▶ Exercise goal
Reproduce, line for line, the stretch of the listing from its start through the line containing "pin number 1 bbox=[438, 243, 445, 249]".

▶ Entries supplied
++++++++
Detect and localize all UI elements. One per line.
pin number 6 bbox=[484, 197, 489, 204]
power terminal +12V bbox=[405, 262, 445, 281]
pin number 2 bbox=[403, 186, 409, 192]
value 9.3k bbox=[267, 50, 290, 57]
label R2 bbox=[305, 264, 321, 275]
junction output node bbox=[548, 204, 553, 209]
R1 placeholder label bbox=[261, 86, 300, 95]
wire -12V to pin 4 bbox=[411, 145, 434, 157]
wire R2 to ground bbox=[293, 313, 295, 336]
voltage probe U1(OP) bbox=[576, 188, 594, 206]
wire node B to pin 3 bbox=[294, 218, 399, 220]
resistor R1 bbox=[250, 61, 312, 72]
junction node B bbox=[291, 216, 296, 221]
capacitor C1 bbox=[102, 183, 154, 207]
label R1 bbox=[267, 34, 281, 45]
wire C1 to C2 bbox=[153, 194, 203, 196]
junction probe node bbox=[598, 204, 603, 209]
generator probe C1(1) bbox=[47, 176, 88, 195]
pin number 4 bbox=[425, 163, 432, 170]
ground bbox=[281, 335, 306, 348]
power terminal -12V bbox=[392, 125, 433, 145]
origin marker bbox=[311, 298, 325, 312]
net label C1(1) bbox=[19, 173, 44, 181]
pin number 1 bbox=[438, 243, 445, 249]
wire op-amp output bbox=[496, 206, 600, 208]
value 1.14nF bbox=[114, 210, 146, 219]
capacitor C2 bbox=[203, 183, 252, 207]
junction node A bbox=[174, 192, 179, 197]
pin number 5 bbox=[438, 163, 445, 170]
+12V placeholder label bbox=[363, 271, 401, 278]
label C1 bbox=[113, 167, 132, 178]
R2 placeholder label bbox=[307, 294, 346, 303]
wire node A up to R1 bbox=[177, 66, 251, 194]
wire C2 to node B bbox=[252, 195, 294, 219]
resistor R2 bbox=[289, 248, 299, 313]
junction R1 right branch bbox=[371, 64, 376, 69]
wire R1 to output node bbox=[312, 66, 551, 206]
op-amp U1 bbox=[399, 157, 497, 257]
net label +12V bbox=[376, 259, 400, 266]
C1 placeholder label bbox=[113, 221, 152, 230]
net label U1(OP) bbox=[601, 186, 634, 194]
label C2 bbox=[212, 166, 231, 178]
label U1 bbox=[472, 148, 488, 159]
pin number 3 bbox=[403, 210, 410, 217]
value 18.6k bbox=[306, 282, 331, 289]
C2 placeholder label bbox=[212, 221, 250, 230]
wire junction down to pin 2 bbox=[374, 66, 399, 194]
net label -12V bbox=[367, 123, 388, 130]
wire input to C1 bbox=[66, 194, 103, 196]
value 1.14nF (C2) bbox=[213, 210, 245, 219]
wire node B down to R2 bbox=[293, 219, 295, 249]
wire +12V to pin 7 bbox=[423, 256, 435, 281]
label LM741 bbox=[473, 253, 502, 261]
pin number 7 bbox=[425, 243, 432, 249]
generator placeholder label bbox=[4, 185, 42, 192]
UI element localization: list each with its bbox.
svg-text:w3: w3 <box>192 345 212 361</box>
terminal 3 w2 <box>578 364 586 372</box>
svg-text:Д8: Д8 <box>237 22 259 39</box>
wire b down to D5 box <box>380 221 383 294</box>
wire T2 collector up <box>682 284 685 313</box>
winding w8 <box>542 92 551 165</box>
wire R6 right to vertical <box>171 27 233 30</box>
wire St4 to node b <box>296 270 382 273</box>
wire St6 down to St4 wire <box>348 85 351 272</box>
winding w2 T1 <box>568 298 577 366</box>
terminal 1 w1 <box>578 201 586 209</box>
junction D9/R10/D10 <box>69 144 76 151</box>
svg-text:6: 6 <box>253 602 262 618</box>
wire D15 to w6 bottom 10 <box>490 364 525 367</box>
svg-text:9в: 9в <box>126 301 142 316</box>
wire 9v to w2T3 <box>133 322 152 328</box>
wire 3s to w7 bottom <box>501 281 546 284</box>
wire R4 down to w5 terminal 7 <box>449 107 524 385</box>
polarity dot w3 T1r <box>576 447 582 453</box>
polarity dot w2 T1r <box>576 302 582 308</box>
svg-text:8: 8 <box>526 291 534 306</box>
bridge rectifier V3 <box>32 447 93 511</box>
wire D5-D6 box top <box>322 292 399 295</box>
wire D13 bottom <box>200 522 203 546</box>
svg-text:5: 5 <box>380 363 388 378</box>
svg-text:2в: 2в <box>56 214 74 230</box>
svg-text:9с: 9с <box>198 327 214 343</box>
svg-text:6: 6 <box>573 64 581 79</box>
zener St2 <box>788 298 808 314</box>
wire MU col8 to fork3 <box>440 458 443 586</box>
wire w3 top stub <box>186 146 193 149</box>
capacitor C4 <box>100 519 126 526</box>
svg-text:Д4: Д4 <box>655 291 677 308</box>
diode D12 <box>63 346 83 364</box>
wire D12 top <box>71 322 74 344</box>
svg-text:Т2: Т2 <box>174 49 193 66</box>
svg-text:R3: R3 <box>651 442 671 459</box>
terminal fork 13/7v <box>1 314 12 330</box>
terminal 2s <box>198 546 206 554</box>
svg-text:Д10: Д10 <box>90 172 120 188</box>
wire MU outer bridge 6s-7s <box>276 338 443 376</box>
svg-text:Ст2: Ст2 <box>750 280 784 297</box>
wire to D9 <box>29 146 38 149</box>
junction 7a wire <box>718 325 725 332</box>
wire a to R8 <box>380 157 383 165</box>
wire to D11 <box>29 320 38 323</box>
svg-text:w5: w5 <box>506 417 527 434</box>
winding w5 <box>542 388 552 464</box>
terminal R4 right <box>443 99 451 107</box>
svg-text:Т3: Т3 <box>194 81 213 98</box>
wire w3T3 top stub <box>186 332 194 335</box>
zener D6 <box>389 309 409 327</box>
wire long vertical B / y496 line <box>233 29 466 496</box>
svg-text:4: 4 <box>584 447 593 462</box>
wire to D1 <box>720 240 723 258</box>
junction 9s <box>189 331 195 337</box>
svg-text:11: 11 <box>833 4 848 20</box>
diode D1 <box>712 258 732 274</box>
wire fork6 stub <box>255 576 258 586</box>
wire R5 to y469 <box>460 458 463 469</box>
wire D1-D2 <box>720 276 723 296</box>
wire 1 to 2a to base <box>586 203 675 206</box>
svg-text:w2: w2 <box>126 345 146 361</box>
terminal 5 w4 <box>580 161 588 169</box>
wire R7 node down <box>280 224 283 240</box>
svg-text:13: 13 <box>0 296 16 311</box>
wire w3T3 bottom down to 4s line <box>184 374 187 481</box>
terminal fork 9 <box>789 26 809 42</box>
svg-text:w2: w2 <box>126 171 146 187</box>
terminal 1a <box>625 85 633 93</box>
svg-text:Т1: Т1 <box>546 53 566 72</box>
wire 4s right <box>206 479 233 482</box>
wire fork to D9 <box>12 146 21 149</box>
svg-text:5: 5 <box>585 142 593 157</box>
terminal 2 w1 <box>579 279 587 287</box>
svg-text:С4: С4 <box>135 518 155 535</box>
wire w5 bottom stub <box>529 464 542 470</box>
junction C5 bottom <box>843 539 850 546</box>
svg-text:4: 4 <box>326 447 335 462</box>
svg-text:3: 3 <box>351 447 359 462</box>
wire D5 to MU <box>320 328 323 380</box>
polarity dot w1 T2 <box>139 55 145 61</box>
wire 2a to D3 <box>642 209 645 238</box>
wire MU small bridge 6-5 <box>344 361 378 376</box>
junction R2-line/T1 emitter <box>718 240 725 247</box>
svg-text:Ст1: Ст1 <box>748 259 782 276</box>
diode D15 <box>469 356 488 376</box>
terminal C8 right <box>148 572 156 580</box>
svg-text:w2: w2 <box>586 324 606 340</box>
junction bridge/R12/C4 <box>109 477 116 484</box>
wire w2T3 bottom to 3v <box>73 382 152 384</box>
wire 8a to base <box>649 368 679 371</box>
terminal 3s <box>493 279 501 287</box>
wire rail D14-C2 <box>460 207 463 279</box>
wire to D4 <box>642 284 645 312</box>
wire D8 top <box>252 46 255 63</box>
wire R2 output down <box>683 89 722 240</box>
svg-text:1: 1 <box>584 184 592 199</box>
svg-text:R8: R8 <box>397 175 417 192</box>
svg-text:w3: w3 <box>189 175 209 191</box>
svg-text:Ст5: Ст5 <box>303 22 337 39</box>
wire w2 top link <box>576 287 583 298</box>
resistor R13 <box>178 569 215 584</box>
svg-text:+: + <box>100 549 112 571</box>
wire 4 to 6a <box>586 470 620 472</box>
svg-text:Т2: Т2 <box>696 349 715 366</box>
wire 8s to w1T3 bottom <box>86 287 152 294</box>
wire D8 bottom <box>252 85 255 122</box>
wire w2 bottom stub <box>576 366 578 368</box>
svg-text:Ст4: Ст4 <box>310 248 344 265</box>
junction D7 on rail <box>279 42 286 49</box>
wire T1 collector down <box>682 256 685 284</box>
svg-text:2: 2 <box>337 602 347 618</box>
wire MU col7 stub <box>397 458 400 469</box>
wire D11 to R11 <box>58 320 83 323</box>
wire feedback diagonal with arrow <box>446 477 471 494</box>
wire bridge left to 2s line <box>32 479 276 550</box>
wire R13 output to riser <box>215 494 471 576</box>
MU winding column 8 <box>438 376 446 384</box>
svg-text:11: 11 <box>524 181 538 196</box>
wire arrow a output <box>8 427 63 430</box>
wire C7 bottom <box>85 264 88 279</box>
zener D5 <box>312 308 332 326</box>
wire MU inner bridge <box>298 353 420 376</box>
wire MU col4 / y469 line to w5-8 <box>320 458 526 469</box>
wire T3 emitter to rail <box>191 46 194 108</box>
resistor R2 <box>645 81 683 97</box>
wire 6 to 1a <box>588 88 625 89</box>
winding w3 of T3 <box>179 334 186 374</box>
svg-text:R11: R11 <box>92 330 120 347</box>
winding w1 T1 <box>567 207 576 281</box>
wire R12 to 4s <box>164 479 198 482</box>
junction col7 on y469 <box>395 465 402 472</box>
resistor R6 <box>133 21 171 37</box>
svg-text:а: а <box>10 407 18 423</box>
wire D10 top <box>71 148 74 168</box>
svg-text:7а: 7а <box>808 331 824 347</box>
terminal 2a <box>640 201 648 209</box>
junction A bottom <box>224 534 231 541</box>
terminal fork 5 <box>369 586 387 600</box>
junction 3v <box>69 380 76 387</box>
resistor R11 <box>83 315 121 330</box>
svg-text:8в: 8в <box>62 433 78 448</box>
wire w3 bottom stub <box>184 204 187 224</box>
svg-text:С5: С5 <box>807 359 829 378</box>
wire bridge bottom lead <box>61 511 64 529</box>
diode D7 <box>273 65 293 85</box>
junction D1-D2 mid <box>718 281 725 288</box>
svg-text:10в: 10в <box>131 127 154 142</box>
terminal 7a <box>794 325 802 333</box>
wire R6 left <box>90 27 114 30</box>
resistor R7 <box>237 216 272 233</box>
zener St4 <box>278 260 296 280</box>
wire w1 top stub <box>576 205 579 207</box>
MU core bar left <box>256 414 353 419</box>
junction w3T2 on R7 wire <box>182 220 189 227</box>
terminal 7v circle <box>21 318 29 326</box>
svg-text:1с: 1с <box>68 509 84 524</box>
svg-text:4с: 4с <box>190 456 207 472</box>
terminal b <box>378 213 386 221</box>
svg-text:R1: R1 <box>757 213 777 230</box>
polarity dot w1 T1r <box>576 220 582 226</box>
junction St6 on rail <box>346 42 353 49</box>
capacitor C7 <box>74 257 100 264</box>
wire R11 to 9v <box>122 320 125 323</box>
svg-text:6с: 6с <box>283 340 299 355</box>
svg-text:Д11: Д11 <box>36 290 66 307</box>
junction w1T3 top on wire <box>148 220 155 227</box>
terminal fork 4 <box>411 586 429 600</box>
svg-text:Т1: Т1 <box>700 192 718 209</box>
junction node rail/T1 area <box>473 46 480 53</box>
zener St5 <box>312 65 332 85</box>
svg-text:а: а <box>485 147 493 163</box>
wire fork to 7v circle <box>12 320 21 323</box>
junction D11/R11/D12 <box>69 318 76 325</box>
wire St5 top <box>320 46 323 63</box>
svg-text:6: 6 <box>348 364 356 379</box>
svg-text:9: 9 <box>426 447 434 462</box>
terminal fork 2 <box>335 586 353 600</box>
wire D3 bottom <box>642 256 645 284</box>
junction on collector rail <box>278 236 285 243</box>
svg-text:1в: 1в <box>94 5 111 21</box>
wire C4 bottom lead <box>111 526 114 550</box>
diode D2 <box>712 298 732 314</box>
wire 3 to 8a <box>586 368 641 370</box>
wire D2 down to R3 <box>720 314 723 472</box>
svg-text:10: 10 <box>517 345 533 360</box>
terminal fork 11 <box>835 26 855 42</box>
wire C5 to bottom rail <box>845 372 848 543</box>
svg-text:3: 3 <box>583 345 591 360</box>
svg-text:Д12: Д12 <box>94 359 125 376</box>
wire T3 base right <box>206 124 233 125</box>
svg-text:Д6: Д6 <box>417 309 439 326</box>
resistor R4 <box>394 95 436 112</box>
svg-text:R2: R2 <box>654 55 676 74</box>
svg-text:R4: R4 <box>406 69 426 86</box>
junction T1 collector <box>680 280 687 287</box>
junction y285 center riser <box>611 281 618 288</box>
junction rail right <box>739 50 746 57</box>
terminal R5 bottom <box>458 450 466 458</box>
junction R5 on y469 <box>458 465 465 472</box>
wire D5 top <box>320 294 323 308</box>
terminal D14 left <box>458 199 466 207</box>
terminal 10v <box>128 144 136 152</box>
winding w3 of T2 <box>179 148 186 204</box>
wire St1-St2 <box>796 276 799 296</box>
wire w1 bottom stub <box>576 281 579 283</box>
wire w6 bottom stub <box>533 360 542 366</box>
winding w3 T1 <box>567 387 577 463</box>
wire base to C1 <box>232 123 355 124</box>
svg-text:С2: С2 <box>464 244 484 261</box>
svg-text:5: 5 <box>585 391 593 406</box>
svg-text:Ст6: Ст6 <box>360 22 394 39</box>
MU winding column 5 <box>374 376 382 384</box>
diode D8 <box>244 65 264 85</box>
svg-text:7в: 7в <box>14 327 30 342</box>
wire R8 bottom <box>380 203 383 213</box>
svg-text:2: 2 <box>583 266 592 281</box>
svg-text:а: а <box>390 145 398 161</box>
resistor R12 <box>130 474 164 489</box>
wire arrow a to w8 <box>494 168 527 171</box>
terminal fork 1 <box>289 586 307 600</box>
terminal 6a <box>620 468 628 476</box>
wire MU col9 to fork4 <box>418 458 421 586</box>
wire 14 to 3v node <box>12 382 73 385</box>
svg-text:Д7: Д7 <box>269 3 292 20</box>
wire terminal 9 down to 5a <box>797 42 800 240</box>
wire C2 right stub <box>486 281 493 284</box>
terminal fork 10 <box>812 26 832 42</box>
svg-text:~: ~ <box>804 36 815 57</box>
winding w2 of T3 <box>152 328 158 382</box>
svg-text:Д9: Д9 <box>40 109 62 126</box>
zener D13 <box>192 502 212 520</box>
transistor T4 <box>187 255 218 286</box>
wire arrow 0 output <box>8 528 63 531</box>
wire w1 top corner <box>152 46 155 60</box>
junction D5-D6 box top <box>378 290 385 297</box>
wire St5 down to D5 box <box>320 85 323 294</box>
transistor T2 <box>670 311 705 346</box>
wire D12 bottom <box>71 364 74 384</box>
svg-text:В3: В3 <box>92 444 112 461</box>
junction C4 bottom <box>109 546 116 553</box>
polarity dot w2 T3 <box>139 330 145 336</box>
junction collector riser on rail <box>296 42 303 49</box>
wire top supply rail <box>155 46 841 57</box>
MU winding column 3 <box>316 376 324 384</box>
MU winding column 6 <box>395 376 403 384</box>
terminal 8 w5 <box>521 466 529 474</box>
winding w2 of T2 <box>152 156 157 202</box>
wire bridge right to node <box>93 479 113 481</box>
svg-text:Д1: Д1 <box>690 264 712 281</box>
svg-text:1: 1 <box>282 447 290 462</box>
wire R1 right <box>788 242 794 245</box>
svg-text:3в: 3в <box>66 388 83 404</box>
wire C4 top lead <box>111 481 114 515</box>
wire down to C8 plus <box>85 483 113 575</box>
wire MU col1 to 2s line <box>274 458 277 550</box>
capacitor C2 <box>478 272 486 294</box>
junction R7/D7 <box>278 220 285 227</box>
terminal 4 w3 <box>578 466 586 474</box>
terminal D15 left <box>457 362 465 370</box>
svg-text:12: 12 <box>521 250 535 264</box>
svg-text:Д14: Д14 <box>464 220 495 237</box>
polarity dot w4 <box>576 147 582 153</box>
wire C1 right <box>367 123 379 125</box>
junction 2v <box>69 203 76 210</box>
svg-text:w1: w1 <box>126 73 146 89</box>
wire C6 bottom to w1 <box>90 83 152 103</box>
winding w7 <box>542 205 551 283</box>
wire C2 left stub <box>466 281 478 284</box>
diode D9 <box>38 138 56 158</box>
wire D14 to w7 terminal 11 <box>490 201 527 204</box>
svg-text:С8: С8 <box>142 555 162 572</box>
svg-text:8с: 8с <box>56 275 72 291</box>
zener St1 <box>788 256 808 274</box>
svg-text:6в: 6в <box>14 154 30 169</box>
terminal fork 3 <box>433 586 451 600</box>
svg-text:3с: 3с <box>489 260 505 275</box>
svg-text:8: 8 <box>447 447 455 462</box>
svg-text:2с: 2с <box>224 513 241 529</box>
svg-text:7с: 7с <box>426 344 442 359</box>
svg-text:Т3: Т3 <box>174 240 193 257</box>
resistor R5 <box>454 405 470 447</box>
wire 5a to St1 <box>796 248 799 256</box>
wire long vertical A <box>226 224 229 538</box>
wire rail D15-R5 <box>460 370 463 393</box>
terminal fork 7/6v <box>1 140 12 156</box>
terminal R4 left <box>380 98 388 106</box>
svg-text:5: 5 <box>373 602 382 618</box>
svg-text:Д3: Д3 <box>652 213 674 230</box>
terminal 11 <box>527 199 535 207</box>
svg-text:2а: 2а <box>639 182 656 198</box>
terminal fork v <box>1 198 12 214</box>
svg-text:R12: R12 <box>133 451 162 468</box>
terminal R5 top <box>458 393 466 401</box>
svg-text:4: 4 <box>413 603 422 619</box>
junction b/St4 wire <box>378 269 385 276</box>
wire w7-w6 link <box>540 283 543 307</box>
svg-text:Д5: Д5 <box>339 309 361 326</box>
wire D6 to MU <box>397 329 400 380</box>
++++++++
▶ Result of this exercise
Detect and localize all UI elements. One per line.
pin number 6 bbox=[484, 197, 489, 204]
power terminal +12V bbox=[405, 262, 445, 281]
pin number 2 bbox=[403, 186, 409, 192]
value 9.3k bbox=[267, 50, 290, 57]
label R2 bbox=[305, 264, 321, 275]
junction output node bbox=[548, 204, 553, 209]
R1 placeholder label bbox=[261, 86, 300, 95]
wire -12V to pin 4 bbox=[411, 145, 434, 157]
wire R2 to ground bbox=[293, 313, 295, 336]
voltage probe U1(OP) bbox=[576, 188, 594, 206]
wire node B to pin 3 bbox=[294, 218, 399, 220]
resistor R1 bbox=[250, 61, 312, 72]
junction node B bbox=[291, 216, 296, 221]
capacitor C1 bbox=[102, 183, 154, 207]
label R1 bbox=[267, 34, 281, 45]
wire C1 to C2 bbox=[153, 194, 203, 196]
junction probe node bbox=[598, 204, 603, 209]
generator probe C1(1) bbox=[47, 176, 88, 195]
pin number 4 bbox=[425, 163, 432, 170]
ground bbox=[281, 335, 306, 348]
power terminal -12V bbox=[392, 125, 433, 145]
origin marker bbox=[311, 298, 325, 312]
net label C1(1) bbox=[19, 173, 44, 181]
pin number 1 bbox=[438, 243, 445, 249]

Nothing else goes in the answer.